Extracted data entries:
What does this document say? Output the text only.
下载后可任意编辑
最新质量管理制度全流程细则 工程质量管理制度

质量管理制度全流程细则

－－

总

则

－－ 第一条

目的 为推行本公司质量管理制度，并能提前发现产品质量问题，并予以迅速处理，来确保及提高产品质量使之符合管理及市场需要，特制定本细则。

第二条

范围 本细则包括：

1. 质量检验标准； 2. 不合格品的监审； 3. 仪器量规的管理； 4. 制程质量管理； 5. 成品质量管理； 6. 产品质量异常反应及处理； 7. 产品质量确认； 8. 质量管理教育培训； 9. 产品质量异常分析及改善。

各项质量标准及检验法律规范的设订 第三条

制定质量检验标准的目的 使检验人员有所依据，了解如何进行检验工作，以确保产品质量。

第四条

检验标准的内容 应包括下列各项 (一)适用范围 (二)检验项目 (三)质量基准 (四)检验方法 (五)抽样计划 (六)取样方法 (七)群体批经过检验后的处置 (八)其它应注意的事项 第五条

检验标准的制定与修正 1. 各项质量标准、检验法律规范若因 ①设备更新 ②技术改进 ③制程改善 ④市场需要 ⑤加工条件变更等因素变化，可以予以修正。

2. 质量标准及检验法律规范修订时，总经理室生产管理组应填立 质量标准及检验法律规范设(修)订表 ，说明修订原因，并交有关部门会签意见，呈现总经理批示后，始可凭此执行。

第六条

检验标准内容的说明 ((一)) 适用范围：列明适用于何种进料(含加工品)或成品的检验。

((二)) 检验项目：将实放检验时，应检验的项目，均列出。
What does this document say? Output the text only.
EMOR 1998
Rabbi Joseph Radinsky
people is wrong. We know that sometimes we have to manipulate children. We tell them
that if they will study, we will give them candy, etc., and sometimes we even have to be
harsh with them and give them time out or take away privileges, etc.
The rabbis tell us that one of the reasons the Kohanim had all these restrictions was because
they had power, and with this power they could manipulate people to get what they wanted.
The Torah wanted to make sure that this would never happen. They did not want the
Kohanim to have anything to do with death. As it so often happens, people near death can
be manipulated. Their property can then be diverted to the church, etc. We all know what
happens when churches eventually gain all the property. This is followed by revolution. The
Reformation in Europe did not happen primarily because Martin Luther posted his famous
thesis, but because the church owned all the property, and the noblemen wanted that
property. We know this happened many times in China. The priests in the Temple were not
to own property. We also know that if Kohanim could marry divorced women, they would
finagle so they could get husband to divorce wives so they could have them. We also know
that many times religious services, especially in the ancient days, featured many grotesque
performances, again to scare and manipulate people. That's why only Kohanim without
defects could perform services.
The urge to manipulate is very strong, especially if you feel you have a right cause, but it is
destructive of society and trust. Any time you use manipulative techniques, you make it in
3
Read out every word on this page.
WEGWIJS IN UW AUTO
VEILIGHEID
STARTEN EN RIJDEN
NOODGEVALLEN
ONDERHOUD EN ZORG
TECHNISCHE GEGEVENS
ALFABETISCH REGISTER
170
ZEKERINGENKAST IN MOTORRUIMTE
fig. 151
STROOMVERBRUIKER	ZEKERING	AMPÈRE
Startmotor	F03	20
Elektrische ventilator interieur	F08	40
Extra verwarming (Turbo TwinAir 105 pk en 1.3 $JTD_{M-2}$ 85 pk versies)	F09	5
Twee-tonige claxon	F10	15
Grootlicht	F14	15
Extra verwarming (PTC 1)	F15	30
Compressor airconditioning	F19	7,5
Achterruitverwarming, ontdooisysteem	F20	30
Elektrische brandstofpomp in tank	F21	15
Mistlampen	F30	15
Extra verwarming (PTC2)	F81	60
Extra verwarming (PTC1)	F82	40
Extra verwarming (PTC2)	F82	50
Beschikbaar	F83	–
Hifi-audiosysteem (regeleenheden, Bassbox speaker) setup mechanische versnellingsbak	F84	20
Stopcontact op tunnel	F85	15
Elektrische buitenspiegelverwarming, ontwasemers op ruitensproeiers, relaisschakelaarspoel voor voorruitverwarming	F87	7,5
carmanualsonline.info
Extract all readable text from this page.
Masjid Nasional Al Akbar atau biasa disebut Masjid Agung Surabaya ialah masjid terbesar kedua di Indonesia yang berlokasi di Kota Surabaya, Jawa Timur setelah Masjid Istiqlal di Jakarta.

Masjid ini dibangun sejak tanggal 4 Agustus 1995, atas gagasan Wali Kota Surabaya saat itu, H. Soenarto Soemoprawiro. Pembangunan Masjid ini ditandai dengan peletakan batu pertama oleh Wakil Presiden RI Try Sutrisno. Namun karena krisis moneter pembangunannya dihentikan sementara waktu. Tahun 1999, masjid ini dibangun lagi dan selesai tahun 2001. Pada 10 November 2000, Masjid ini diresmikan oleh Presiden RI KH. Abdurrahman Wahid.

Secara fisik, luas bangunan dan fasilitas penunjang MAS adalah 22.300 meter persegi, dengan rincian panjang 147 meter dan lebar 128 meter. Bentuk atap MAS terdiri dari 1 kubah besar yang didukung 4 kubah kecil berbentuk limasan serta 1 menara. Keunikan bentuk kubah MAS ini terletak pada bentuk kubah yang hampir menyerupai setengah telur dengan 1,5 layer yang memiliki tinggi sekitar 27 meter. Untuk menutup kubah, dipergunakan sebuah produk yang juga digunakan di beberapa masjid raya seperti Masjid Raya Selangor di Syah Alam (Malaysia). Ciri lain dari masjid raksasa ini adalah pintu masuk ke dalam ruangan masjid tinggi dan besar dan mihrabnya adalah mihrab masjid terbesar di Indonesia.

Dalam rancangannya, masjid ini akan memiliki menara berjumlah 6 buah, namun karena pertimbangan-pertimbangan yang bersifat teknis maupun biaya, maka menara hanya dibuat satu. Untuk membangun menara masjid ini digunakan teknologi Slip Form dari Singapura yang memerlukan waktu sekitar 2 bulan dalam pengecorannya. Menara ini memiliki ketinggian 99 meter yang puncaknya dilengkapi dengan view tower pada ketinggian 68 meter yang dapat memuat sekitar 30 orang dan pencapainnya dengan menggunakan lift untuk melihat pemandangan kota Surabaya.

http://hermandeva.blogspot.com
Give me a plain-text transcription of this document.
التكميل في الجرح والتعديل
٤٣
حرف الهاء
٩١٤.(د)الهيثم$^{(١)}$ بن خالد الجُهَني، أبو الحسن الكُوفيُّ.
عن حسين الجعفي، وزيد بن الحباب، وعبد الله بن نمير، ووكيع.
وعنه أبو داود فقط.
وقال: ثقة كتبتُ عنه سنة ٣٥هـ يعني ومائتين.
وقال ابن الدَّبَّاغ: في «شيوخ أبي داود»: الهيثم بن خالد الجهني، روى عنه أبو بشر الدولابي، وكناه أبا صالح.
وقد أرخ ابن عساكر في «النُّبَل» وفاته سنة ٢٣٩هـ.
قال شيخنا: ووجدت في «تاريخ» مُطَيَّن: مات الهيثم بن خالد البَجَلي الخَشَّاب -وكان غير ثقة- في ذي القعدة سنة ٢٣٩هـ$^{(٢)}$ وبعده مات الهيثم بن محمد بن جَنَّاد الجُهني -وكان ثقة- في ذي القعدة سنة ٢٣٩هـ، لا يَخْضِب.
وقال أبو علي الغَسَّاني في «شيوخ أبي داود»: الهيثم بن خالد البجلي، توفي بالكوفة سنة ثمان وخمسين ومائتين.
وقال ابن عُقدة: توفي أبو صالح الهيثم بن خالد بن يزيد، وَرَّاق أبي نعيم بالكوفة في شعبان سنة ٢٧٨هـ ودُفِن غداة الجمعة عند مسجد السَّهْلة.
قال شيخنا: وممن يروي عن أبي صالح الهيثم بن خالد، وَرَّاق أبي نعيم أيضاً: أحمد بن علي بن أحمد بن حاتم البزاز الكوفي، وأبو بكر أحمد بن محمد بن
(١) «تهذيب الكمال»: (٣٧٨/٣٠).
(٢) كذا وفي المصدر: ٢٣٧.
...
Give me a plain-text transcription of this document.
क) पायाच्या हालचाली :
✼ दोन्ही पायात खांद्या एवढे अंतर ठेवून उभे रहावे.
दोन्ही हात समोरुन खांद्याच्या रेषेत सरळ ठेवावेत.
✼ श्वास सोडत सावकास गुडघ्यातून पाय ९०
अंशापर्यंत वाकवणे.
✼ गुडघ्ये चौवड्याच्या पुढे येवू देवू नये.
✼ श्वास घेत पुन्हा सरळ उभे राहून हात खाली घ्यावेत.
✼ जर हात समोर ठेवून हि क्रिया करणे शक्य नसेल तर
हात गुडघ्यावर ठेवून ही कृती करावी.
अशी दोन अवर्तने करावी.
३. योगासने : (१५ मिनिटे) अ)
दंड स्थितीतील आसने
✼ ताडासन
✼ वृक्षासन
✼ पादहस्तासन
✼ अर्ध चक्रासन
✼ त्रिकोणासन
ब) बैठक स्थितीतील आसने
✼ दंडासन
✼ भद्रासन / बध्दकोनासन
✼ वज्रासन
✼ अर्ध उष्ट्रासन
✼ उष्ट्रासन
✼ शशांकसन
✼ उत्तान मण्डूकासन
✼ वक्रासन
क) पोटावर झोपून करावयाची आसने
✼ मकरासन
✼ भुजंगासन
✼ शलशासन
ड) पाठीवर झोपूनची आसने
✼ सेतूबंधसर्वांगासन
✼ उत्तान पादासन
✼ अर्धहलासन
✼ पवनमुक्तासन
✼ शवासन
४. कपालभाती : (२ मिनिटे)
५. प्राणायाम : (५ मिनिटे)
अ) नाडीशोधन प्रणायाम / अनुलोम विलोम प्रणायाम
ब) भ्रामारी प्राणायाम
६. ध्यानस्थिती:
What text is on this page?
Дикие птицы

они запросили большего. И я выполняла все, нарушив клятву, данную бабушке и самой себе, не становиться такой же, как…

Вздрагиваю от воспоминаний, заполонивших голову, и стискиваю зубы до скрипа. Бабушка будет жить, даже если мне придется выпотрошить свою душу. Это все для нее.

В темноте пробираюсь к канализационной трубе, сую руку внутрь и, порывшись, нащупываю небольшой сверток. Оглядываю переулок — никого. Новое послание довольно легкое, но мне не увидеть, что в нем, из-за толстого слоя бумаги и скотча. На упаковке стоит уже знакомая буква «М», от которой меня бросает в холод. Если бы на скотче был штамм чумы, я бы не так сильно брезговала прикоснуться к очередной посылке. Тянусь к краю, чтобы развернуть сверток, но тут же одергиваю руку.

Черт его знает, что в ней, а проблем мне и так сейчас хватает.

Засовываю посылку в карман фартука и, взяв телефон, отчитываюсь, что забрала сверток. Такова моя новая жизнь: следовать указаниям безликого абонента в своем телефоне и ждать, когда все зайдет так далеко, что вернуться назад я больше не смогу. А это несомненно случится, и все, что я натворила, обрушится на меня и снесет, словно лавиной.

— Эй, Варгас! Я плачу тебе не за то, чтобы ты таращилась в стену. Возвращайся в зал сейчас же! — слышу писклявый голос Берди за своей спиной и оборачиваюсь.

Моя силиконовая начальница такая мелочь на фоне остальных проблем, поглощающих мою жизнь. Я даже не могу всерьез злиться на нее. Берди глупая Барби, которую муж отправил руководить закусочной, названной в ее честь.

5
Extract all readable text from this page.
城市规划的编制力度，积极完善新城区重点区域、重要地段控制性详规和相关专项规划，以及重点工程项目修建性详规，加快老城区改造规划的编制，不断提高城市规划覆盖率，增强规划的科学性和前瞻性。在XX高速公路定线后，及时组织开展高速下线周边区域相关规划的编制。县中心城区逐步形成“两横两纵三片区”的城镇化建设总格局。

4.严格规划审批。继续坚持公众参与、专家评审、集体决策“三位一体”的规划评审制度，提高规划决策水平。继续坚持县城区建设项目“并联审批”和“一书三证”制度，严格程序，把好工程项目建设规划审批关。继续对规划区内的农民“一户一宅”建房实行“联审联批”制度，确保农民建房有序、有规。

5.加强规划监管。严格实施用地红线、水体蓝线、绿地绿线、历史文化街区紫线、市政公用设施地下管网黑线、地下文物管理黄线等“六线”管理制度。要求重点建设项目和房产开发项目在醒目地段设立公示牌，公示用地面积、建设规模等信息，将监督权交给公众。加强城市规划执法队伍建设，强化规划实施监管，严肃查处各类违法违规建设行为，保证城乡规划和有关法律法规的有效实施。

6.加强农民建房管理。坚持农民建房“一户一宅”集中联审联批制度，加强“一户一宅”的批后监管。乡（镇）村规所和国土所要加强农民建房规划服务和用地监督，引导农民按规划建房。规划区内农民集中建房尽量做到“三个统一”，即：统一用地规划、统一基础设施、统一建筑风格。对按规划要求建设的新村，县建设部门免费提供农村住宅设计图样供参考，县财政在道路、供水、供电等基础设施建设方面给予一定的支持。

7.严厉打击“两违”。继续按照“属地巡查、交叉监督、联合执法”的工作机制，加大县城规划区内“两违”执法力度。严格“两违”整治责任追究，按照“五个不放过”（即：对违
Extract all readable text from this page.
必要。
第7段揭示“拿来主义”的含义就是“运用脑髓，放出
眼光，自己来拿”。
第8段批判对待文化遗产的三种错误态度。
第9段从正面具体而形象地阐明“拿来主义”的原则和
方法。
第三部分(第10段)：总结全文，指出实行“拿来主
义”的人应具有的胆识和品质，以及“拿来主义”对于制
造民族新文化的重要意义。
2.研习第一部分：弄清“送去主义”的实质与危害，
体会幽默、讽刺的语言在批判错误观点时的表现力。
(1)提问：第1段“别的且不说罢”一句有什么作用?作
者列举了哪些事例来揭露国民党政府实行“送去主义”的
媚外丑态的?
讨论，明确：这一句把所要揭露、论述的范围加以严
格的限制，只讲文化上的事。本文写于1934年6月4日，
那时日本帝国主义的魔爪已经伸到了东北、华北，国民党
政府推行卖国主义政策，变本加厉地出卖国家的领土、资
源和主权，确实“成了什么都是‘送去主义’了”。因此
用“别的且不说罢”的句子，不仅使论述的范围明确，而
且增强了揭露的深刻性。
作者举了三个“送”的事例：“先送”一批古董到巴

Exercise description:
Look back over the material above and state how many lines hold the word "sometimes". Write the number and nothing else.

Response to this exercise:
2